What to work on >> Extract the listing in its entirety, keeping each line identical to the original.
______
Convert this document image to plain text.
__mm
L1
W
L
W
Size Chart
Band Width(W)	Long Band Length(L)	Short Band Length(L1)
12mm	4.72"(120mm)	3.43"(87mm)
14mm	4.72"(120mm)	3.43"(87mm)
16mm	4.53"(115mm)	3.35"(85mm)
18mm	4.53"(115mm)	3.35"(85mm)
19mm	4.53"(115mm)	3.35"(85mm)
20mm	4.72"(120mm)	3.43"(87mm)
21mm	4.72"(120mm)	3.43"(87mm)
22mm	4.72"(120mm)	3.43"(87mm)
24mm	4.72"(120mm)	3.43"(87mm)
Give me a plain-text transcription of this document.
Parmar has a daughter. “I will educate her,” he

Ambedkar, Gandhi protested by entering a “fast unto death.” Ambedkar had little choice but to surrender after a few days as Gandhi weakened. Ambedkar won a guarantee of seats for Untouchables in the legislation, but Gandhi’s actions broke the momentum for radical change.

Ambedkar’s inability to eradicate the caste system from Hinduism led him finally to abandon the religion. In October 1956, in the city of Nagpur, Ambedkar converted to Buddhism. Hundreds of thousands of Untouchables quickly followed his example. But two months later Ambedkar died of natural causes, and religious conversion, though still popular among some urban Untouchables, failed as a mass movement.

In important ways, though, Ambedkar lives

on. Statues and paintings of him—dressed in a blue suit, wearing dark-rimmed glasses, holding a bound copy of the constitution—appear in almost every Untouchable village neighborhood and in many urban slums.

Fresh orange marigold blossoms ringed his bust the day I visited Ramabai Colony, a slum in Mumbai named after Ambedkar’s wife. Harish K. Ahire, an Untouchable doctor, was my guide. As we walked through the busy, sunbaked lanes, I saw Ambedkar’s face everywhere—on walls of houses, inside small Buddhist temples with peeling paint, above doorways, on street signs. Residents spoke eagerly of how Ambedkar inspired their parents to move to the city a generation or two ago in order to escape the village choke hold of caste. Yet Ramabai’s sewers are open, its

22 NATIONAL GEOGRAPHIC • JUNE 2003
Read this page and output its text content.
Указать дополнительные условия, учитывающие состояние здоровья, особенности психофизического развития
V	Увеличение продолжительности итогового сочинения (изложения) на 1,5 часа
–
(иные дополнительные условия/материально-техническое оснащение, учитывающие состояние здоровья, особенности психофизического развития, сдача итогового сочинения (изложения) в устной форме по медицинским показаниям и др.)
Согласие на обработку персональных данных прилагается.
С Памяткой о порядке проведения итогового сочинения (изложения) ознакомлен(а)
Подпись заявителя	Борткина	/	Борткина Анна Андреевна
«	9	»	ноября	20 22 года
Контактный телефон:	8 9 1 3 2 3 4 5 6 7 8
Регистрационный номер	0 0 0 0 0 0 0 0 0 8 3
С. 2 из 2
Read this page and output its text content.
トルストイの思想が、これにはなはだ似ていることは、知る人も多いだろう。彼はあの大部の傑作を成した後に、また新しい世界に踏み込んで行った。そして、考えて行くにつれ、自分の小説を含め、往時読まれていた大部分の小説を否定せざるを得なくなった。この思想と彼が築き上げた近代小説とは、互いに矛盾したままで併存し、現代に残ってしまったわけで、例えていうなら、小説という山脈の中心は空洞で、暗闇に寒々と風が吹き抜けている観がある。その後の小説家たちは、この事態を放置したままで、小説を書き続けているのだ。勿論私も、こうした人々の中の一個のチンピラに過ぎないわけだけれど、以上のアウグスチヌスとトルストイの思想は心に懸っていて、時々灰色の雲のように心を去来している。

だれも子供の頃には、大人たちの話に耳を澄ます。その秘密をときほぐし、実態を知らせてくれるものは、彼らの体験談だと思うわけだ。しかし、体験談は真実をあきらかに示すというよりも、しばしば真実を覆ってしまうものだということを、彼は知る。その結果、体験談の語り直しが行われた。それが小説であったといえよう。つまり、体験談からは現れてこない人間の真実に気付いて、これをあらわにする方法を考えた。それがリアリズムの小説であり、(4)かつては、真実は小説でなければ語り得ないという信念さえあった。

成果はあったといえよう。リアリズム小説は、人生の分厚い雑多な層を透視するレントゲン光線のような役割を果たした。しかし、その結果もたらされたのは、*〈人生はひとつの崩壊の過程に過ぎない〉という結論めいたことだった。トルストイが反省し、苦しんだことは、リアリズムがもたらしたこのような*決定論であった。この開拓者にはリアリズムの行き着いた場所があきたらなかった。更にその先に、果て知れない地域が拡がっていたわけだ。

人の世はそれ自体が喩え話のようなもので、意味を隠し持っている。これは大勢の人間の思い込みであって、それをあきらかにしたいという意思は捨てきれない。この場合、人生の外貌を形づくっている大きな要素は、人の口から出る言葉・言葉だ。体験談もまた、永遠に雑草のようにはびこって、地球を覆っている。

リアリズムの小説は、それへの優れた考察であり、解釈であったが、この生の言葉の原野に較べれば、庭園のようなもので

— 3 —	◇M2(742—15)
______
Answer below >>
Convert this document image to plain text.
__mm
L1
W
L
W
Size Chart
Band Width(W)	Long Band Length(L)	Short Band Length(L1)
12mm	4.72"(120mm)	3.43"(87mm)
14mm	4.72"(120mm)	3.43"(87mm)
16mm	4.53"(115mm)	3.35"(85mm)
18mm	4.53"(115mm)	3.35"(85mm)
19mm	4.53"(115mm)	3.35"(85mm)
20mm	4.72"(120mm)	3.43"(87mm)
21mm	4.72"(120mm)	3.43"(87mm)
22mm	4.72"(120mm)	3.43"(87mm)
24mm	4.72"(120mm)	3.43"(87mm)
Give me a plain-text transcription of this document.
Parmar has a daughter. “I will educate her,” he

Ambedkar, Gandhi protested by entering a “fast unto death.” Ambedkar had little choice but to surrender after a few days as Gandhi weakened. Ambedkar won a guarantee of seats for Untouchables in the legislation, but Gandhi’s actions broke the momentum for radical change.

Ambedkar’s inability to eradicate the caste system from Hinduism led him finally to abandon the religion. In October 1956, in the city of Nagpur, Ambedkar converted to Buddhism. Hundreds of thousands of Untouchables quickly followed his example. But two months later Ambedkar died of natural causes, and religious conversion, though still popular among some urban Untouchables, failed as a mass movement.

In important ways, though, Ambedkar lives

on. Statues and paintings of him—dressed in a blue suit, wearing dark-rimmed glasses, holding a bound copy of the constitution—appear in almost every Untouchable village neighborhood and in many urban slums.

Fresh orange marigold blossoms ringed his bust the day I visited Ramabai Colony, a slum in Mumbai named after Ambedkar’s wife. Harish K. Ahire, an Untouchable doctor, was my guide. As we walked through the busy, sunbaked lanes, I saw Ambedkar’s face everywhere—on walls of houses, inside small Buddhist temples with peeling paint, above doorways, on street signs. Residents spoke eagerly of how Ambedkar inspired their parents to move to the city a generation or two ago in order to escape the village choke hold of caste. Yet Ramabai’s sewers are open, its

22 NATIONAL GEOGRAPHIC • JUNE 2003
Read this page and output its text content.
Указать дополнительные условия, учитывающие состояние здоровья, особенности психофизического развития
V	Увеличение продолжительности итогового сочинения (изложения) на 1,5 часа
–
(иные дополнительные условия/материально-техническое оснащение, учитывающие состояние здоровья, особенности психофизического развития, сдача итогового сочинения (изложения) в устной форме по медицинским показаниям и др.)
Согласие на обработку персональных данных прилагается.
С Памяткой о порядке проведения итогового сочинения (изложения) ознакомлен(а)
Подпись заявителя	Борткина	/	Борткина Анна Андреевна
«	9	»	ноября	20 22 года
Контактный телефон:	8 9 1 3 2 3 4 5 6 7 8
Регистрационный номер	0 0 0 0 0 0 0 0 0 8 3
С. 2 из 2
Read this page and output its text content.
トルストイの思想が、これにはなはだ似ていることは、知る人も多いだろう。彼はあの大部の傑作を成した後に、また新しい世界に踏み込んで行った。そして、考えて行くにつれ、自分の小説を含め、往時読まれていた大部分の小説を否定せざるを得なくなった。この思想と彼が築き上げた近代小説とは、互いに矛盾したままで併存し、現代に残ってしまったわけで、例えていうなら、小説という山脈の中心は空洞で、暗闇に寒々と風が吹き抜けている観がある。その後の小説家たちは、この事態を放置したままで、小説を書き続けているのだ。勿論私も、こうした人々の中の一個のチンピラに過ぎないわけだけれど、以上のアウグスチヌスとトルストイの思想は心に懸っていて、時々灰色の雲のように心を去来している。

だれも子供の頃には、大人たちの話に耳を澄ます。その秘密をときほぐし、実態を知らせてくれるものは、彼らの体験談だと思うわけだ。しかし、体験談は真実をあきらかに示すというよりも、しばしば真実を覆ってしまうものだということを、彼は知る。その結果、体験談の語り直しが行われた。それが小説であったといえよう。つまり、体験談からは現れてこない人間の真実に気付いて、これをあらわにする方法を考えた。それがリアリズムの小説であり、(4)かつては、真実は小説でなければ語り得ないという信念さえあった。

成果はあったといえよう。リアリズム小説は、人生の分厚い雑多な層を透視するレントゲン光線のような役割を果たした。しかし、その結果もたらされたのは、*〈人生はひとつの崩壊の過程に過ぎない〉という結論めいたことだった。トルストイが反省し、苦しんだことは、リアリズムがもたらしたこのような*決定論であった。この開拓者にはリアリズムの行き着いた場所があきたらなかった。更にその先に、果て知れない地域が拡がっていたわけだ。

人の世はそれ自体が喩え話のようなもので、意味を隠し持っている。これは大勢の人間の思い込みであって、それをあきらかにしたいという意思は捨てきれない。この場合、人生の外貌を形づくっている大きな要素は、人の口から出る言葉・言葉だ。体験談もまた、永遠に雑草のようにはびこって、地球を覆っている。

リアリズムの小説は、それへの優れた考察であり、解釈であったが、この生の言葉の原野に較べれば、庭園のようなもので

— 3 —	◇M2(742—15)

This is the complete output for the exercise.